*DIRECTIVE*:
Will you write out the data exactly, excluding every picture?

*RAW DATA*:
☆ ☆ ☆
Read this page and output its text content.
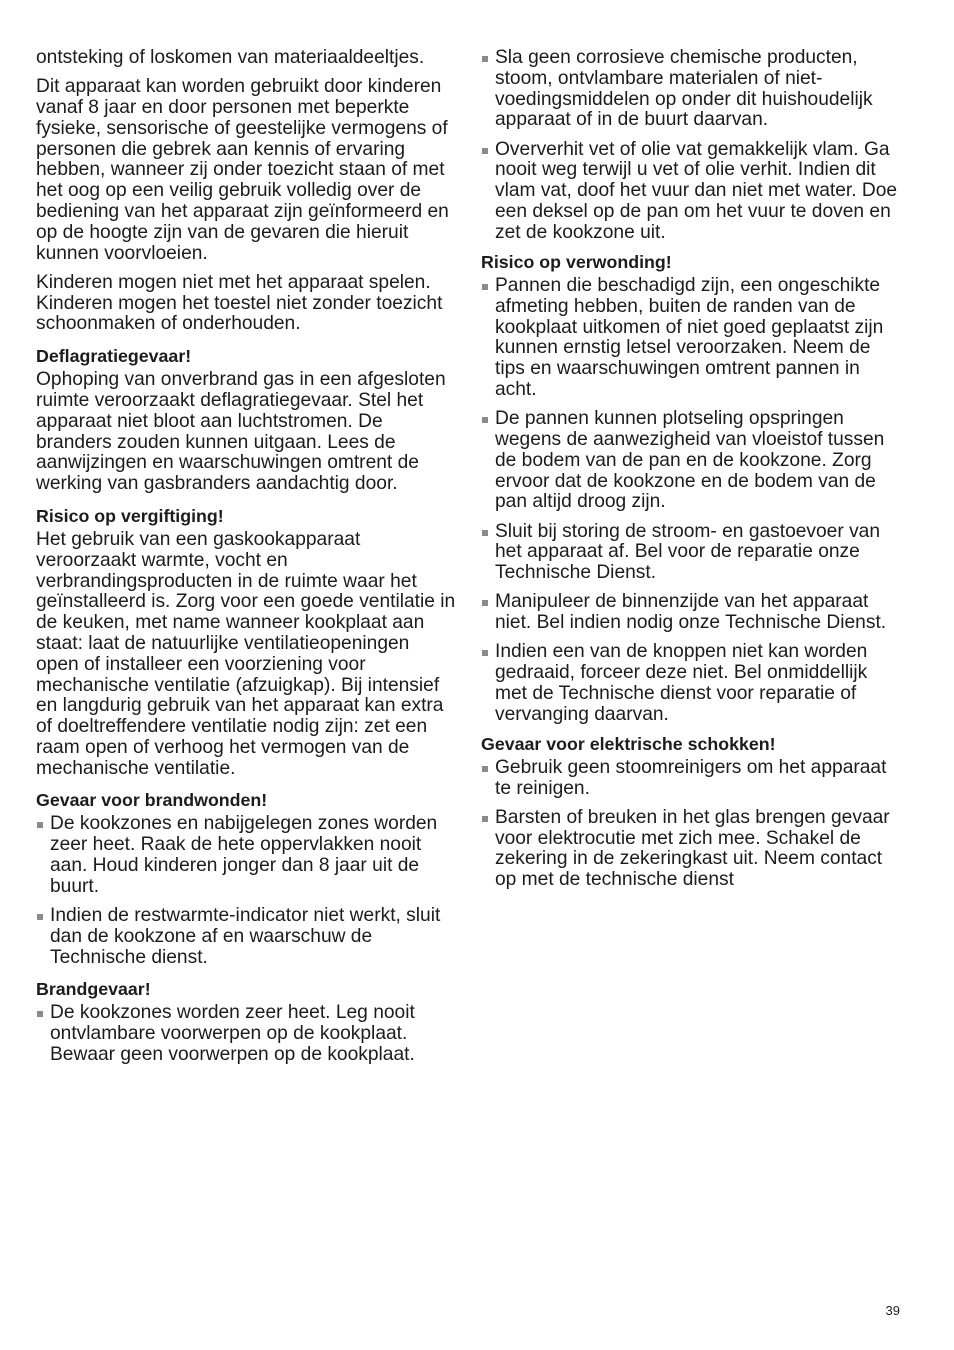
ontsteking of loskomen van materiaaldeeltjes.

Dit apparaat kan worden gebruikt door kinderen vanaf 8 jaar en door personen met beperkte fysieke, sensorische of geestelijke vermogens of personen die gebrek aan kennis of ervaring hebben, wanneer zij onder toezicht staan of met het oog op een veilig gebruik volledig over de bediening van het apparaat zijn geïnformeerd en op de hoogte zijn van de gevaren die hieruit kunnen voorvloeien.

Kinderen mogen niet met het apparaat spelen. Kinderen mogen het toestel niet zonder toezicht schoonmaken of onderhouden.

Deflagratiegevaar!

Ophoping van onverbrand gas in een afgesloten ruimte veroorzaakt deflagratiegevaar. Stel het apparaat niet bloot aan luchtstromen. De branders zouden kunnen uitgaan. Lees de aanwijzingen en waarschuwingen omtrent de werking van gasbranders aandachtig door.

Risico op vergiftiging!

Het gebruik van een gaskookapparaat veroorzaakt warmte, vocht en verbrandingsproducten in de ruimte waar het geïnstalleerd is. Zorg voor een goede ventilatie in de keuken, met name wanneer kookplaat aan staat: laat de natuurlijke ventilatieopeningen open of installeer een voorziening voor mechanische ventilatie (afzuigkap). Bij intensief en langdurig gebruik van het apparaat kan extra of doeltreffendere ventilatie nodig zijn: zet een raam open of verhoog het vermogen van de mechanische ventilatie.

Gevaar voor brandwonden!
De kookzones en nabijgelegen zones worden zeer heet. Raak de hete oppervlakken nooit aan. Houd kinderen jonger dan 8 jaar uit de buurt.
Indien de restwarmte-indicator niet werkt, sluit dan de kookzone af en waarschuw de Technische dienst.
Brandgevaar!
De kookzones worden zeer heet. Leg nooit ontvlambare voorwerpen op de kookplaat. Bewaar geen voorwerpen op de kookplaat.
Sla geen corrosieve chemische producten, stoom, ontvlambare materialen of niet-voedingsmiddelen op onder dit huishoudelijk apparaat of in de buurt daarvan.
Oververhit vet of olie vat gemakkelijk vlam. Ga nooit weg terwijl u vet of olie verhit. Indien dit vlam vat, doof het vuur dan niet met water. Doe een deksel op de pan om het vuur te doven en zet de kookzone uit.
Risico op verwonding!
Pannen die beschadigd zijn, een ongeschikte afmeting hebben, buiten de randen van de kookplaat uitkomen of niet goed geplaatst zijn kunnen ernstig letsel veroorzaken. Neem de tips en waarschuwingen omtrent pannen in acht.
De pannen kunnen plotseling opspringen wegens de aanwezigheid van vloeistof tussen de bodem van de pan en de kookzone. Zorg ervoor dat de kookzone en de bodem van de pan altijd droog zijn.
Sluit bij storing de stroom- en gastoevoer van het apparaat af. Bel voor de reparatie onze Technische Dienst.
Manipuleer de binnenzijde van het apparaat niet. Bel indien nodig onze Technische Dienst.
Indien een van de knoppen niet kan worden gedraaid, forceer deze niet. Bel onmiddellijk met de Technische dienst voor reparatie of vervanging daarvan.
Gevaar voor elektrische schokken!
Gebruik geen stoomreinigers om het apparaat te reinigen.
Barsten of breuken in het glas brengen gevaar voor elektrocutie met zich mee. Schakel de zekering in de zekeringkast uit. Neem contact op met de technische dienst
39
☆ ☆ ☆
*EXERCISE ANSWER*:
Read this page and output its text content.
ontsteking of loskomen van materiaaldeeltjes.

Dit apparaat kan worden gebruikt door kinderen vanaf 8 jaar en door personen met beperkte fysieke, sensorische of geestelijke vermogens of personen die gebrek aan kennis of ervaring hebben, wanneer zij onder toezicht staan of met het oog op een veilig gebruik volledig over de bediening van het apparaat zijn geïnformeerd en op de hoogte zijn van de gevaren die hieruit kunnen voorvloeien.

Kinderen mogen niet met het apparaat spelen. Kinderen mogen het toestel niet zonder toezicht schoonmaken of onderhouden.

Deflagratiegevaar!

Ophoping van onverbrand gas in een afgesloten ruimte veroorzaakt deflagratiegevaar. Stel het apparaat niet bloot aan luchtstromen. De branders zouden kunnen uitgaan. Lees de aanwijzingen en waarschuwingen omtrent de werking van gasbranders aandachtig door.

Risico op vergiftiging!

Het gebruik van een gaskookapparaat veroorzaakt warmte, vocht en verbrandingsproducten in de ruimte waar het geïnstalleerd is. Zorg voor een goede ventilatie in de keuken, met name wanneer kookplaat aan staat: laat de natuurlijke ventilatieopeningen open of installeer een voorziening voor mechanische ventilatie (afzuigkap). Bij intensief en langdurig gebruik van het apparaat kan extra of doeltreffendere ventilatie nodig zijn: zet een raam open of verhoog het vermogen van de mechanische ventilatie.

Gevaar voor brandwonden!
De kookzones en nabijgelegen zones worden zeer heet. Raak de hete oppervlakken nooit aan. Houd kinderen jonger dan 8 jaar uit de buurt.
Indien de restwarmte-indicator niet werkt, sluit dan de kookzone af en waarschuw de Technische dienst.
Brandgevaar!
De kookzones worden zeer heet. Leg nooit ontvlambare voorwerpen op de kookplaat. Bewaar geen voorwerpen op de kookplaat.
Sla geen corrosieve chemische producten, stoom, ontvlambare materialen of niet-voedingsmiddelen op onder dit huishoudelijk apparaat of in de buurt daarvan.
Oververhit vet of olie vat gemakkelijk vlam. Ga nooit weg terwijl u vet of olie verhit. Indien dit vlam vat, doof het vuur dan niet met water. Doe een deksel op de pan om het vuur te doven en zet de kookzone uit.
Risico op verwonding!
Pannen die beschadigd zijn, een ongeschikte afmeting hebben, buiten de randen van de kookplaat uitkomen of niet goed geplaatst zijn kunnen ernstig letsel veroorzaken. Neem de tips en waarschuwingen omtrent pannen in acht.
De pannen kunnen plotseling opspringen wegens de aanwezigheid van vloeistof tussen de bodem van de pan en de kookzone. Zorg ervoor dat de kookzone en de bodem van de pan altijd droog zijn.
Sluit bij storing de stroom- en gastoevoer van het apparaat af. Bel voor de reparatie onze Technische Dienst.
Manipuleer de binnenzijde van het apparaat niet. Bel indien nodig onze Technische Dienst.
Indien een van de knoppen niet kan worden gedraaid, forceer deze niet. Bel onmiddellijk met de Technische dienst voor reparatie of vervanging daarvan.
Gevaar voor elektrische schokken!
Gebruik geen stoomreinigers om het apparaat te reinigen.
Barsten of breuken in het glas brengen gevaar voor elektrocutie met zich mee. Schakel de zekering in de zekeringkast uit. Neem contact op met de technische dienst
39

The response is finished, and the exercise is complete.